[start of Extracted entries]

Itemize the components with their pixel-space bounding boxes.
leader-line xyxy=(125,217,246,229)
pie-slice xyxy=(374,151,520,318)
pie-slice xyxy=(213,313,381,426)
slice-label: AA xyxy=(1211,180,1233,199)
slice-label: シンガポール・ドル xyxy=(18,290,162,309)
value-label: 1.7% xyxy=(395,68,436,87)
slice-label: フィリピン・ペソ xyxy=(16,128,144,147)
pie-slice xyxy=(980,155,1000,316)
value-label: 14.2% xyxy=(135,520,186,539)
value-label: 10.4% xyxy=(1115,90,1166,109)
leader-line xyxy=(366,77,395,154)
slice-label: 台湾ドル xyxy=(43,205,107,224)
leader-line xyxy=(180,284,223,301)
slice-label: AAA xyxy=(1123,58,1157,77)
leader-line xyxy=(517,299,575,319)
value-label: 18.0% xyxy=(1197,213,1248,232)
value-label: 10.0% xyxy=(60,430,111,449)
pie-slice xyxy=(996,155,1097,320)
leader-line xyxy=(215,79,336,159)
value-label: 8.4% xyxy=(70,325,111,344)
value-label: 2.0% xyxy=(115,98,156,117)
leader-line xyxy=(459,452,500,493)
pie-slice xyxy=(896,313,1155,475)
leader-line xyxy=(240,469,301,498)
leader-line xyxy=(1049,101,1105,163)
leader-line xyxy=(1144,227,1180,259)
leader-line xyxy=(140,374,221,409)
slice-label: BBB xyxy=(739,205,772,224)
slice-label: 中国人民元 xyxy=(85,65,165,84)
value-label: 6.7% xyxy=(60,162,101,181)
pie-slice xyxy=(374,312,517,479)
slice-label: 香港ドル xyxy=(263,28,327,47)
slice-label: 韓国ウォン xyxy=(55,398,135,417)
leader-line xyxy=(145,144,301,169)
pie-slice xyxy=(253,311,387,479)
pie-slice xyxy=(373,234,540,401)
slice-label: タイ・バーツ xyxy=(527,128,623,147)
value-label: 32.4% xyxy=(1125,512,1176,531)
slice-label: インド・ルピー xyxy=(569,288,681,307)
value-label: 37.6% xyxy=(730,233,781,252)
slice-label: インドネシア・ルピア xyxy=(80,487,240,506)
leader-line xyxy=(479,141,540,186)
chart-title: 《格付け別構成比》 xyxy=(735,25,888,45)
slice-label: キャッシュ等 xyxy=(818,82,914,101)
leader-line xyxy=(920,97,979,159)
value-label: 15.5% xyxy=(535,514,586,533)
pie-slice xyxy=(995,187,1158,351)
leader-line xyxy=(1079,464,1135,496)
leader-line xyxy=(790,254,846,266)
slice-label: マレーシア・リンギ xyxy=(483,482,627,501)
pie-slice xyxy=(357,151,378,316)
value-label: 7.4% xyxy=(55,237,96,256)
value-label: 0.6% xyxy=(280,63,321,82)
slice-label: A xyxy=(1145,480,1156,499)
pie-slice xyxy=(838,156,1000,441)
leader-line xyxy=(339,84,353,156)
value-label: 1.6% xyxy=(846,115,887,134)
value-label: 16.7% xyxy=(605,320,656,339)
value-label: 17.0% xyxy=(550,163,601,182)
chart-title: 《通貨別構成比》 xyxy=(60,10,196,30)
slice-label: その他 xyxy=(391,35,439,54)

[end of Extracted entries]

▸ Your instructions: Rewrite all the records above with "leader-line" changed to "callout-line" throughout, leaving everything else the same.

▸ Result below:
Itemize the components with their pixel-space bounding boxes.
callout-line xyxy=(125,217,246,229)
pie-slice xyxy=(374,151,520,318)
pie-slice xyxy=(213,313,381,426)
slice-label: AA xyxy=(1211,180,1233,199)
slice-label: シンガポール・ドル xyxy=(18,290,162,309)
value-label: 1.7% xyxy=(395,68,436,87)
slice-label: フィリピン・ペソ xyxy=(16,128,144,147)
pie-slice xyxy=(980,155,1000,316)
value-label: 14.2% xyxy=(135,520,186,539)
value-label: 10.4% xyxy=(1115,90,1166,109)
callout-line xyxy=(366,77,395,154)
slice-label: 台湾ドル xyxy=(43,205,107,224)
callout-line xyxy=(180,284,223,301)
slice-label: AAA xyxy=(1123,58,1157,77)
callout-line xyxy=(517,299,575,319)
value-label: 18.0% xyxy=(1197,213,1248,232)
value-label: 10.0% xyxy=(60,430,111,449)
pie-slice xyxy=(996,155,1097,320)
callout-line xyxy=(215,79,336,159)
value-label: 8.4% xyxy=(70,325,111,344)
value-label: 2.0% xyxy=(115,98,156,117)
callout-line xyxy=(459,452,500,493)
pie-slice xyxy=(896,313,1155,475)
callout-line xyxy=(240,469,301,498)
callout-line xyxy=(1049,101,1105,163)
callout-line xyxy=(1144,227,1180,259)
callout-line xyxy=(140,374,221,409)
slice-label: BBB xyxy=(739,205,772,224)
slice-label: 中国人民元 xyxy=(85,65,165,84)
value-label: 6.7% xyxy=(60,162,101,181)
pie-slice xyxy=(374,312,517,479)
slice-label: 香港ドル xyxy=(263,28,327,47)
slice-label: 韓国ウォン xyxy=(55,398,135,417)
callout-line xyxy=(145,144,301,169)
pie-slice xyxy=(253,311,387,479)
pie-slice xyxy=(373,234,540,401)
slice-label: タイ・バーツ xyxy=(527,128,623,147)
value-label: 32.4% xyxy=(1125,512,1176,531)
slice-label: インド・ルピー xyxy=(569,288,681,307)
value-label: 37.6% xyxy=(730,233,781,252)
slice-label: インドネシア・ルピア xyxy=(80,487,240,506)
callout-line xyxy=(479,141,540,186)
chart-title: 《格付け別構成比》 xyxy=(735,25,888,45)
slice-label: キャッシュ等 xyxy=(818,82,914,101)
callout-line xyxy=(920,97,979,159)
value-label: 15.5% xyxy=(535,514,586,533)
pie-slice xyxy=(995,187,1158,351)
callout-line xyxy=(1079,464,1135,496)
callout-line xyxy=(790,254,846,266)
slice-label: マレーシア・リンギ xyxy=(483,482,627,501)
pie-slice xyxy=(357,151,378,316)
value-label: 7.4% xyxy=(55,237,96,256)
value-label: 0.6% xyxy=(280,63,321,82)
slice-label: A xyxy=(1145,480,1156,499)
pie-slice xyxy=(838,156,1000,441)
callout-line xyxy=(339,84,353,156)
value-label: 1.6% xyxy=(846,115,887,134)
value-label: 16.7% xyxy=(605,320,656,339)
value-label: 17.0% xyxy=(550,163,601,182)
chart-title: 《通貨別構成比》 xyxy=(60,10,196,30)
slice-label: その他 xyxy=(391,35,439,54)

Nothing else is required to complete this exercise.